• [EXERCISE INPUTS]

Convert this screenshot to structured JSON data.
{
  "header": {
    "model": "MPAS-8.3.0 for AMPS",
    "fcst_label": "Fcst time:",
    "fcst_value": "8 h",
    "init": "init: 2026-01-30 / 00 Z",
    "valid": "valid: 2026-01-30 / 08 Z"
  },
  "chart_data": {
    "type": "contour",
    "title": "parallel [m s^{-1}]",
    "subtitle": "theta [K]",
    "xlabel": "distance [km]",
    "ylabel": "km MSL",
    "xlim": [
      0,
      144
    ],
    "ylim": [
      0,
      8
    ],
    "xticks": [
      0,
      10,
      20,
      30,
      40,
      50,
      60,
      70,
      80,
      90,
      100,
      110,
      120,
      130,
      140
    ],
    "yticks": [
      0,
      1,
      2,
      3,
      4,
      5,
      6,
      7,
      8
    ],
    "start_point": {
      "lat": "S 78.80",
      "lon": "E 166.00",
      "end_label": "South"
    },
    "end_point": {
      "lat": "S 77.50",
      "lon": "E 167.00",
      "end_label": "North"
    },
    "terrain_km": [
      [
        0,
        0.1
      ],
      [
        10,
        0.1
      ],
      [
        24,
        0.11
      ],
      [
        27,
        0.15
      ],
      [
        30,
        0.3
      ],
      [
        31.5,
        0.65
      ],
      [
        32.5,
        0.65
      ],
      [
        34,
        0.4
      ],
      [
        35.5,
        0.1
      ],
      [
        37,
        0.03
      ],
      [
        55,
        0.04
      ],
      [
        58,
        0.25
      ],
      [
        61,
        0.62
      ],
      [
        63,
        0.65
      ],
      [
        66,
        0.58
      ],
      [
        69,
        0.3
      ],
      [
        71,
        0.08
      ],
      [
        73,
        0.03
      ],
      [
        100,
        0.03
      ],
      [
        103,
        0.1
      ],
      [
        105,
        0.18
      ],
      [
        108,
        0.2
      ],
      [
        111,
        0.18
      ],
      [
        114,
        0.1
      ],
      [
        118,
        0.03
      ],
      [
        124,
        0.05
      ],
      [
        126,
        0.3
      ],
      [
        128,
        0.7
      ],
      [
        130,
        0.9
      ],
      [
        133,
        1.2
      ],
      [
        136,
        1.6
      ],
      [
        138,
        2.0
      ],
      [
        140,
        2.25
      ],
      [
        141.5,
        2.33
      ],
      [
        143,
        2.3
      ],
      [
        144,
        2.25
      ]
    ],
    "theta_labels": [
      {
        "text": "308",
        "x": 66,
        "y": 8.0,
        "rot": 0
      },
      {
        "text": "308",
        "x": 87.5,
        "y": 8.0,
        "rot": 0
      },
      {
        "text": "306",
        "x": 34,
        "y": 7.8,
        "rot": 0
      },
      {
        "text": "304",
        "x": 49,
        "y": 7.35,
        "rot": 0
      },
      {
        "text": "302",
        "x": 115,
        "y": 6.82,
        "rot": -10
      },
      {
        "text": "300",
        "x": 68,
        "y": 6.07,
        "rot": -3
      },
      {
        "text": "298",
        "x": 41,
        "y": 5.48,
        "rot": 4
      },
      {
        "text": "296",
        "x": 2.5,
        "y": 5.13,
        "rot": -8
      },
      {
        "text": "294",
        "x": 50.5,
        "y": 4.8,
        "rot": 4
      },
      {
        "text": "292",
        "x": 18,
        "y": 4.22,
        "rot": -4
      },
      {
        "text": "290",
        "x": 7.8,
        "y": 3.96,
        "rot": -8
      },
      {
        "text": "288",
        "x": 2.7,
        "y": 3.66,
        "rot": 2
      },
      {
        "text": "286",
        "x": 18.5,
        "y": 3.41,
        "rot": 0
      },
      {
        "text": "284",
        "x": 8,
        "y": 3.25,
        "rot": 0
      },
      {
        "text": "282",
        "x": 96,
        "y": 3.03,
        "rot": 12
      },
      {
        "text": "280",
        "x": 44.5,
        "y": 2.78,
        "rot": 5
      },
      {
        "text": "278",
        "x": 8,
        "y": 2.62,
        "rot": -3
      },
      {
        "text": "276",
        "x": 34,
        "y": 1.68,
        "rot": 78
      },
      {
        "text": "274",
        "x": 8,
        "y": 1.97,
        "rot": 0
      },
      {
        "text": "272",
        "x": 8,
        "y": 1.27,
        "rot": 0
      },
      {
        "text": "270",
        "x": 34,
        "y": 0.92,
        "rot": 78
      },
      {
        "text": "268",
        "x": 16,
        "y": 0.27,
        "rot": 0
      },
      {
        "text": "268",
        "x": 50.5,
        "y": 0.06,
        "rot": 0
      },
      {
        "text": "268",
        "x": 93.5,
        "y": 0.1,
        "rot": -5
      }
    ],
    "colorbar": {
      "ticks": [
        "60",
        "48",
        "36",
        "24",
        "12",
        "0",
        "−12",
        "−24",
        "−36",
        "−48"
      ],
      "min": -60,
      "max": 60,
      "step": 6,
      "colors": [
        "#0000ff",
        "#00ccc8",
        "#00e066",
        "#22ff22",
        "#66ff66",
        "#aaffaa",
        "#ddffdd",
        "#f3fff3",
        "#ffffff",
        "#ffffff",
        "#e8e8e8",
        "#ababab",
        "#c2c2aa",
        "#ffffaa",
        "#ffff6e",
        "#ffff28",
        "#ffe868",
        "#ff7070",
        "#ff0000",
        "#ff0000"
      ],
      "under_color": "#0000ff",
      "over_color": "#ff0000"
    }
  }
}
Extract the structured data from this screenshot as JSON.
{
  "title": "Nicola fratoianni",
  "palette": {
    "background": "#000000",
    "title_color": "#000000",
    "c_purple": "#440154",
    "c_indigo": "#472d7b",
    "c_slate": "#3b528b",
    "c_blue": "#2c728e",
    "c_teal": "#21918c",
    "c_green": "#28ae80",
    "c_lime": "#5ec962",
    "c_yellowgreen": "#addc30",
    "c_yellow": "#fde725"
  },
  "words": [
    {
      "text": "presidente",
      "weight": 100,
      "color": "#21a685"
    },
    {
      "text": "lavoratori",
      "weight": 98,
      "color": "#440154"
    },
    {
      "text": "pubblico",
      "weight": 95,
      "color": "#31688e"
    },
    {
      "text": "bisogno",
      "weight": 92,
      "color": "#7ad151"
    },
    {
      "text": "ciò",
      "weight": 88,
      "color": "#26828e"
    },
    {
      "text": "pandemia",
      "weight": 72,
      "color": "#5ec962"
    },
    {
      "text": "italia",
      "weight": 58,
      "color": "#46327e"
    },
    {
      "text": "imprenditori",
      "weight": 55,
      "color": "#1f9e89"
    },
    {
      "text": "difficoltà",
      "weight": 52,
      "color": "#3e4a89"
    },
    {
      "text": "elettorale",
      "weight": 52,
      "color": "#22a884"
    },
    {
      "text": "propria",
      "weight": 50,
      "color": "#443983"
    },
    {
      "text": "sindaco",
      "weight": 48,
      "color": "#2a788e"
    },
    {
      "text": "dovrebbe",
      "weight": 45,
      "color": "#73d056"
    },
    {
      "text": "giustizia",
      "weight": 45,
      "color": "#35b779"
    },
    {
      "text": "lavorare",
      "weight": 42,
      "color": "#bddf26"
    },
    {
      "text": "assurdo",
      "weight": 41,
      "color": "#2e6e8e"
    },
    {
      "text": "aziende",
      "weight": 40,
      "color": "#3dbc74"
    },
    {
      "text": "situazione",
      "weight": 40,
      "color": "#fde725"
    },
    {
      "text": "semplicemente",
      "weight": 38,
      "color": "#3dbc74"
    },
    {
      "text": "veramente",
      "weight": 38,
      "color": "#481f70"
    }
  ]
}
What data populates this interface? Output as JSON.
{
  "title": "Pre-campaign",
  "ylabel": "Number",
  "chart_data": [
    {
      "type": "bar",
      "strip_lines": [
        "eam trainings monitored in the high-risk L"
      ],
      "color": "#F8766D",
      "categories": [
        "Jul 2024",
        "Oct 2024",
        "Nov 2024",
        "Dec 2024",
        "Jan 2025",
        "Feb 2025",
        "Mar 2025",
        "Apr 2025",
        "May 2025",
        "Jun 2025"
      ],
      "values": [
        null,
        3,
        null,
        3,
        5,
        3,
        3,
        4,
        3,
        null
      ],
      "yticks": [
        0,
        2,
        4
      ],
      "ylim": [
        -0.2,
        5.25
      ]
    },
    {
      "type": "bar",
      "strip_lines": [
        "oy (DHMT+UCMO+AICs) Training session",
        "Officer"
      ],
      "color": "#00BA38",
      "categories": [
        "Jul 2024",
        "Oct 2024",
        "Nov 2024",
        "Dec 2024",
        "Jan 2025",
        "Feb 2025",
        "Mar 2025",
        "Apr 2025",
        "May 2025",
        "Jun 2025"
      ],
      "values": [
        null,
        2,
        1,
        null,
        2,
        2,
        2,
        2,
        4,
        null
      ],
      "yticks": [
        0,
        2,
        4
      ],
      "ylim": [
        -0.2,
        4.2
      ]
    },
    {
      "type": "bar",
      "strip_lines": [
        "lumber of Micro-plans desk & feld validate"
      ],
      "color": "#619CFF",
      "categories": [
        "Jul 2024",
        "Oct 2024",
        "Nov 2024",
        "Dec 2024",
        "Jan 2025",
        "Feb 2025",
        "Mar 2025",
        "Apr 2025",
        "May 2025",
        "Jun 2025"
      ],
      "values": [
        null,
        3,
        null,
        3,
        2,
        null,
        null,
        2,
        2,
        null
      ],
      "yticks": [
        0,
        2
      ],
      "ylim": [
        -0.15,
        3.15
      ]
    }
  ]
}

• [SET PROBLEM]
Search the entries for the word "screenshot", then gather every line that has it.

• [REPLY TO THE EXERCISE]
Convert this screenshot to structured JSON data.
Extract the structured data from this screenshot as JSON.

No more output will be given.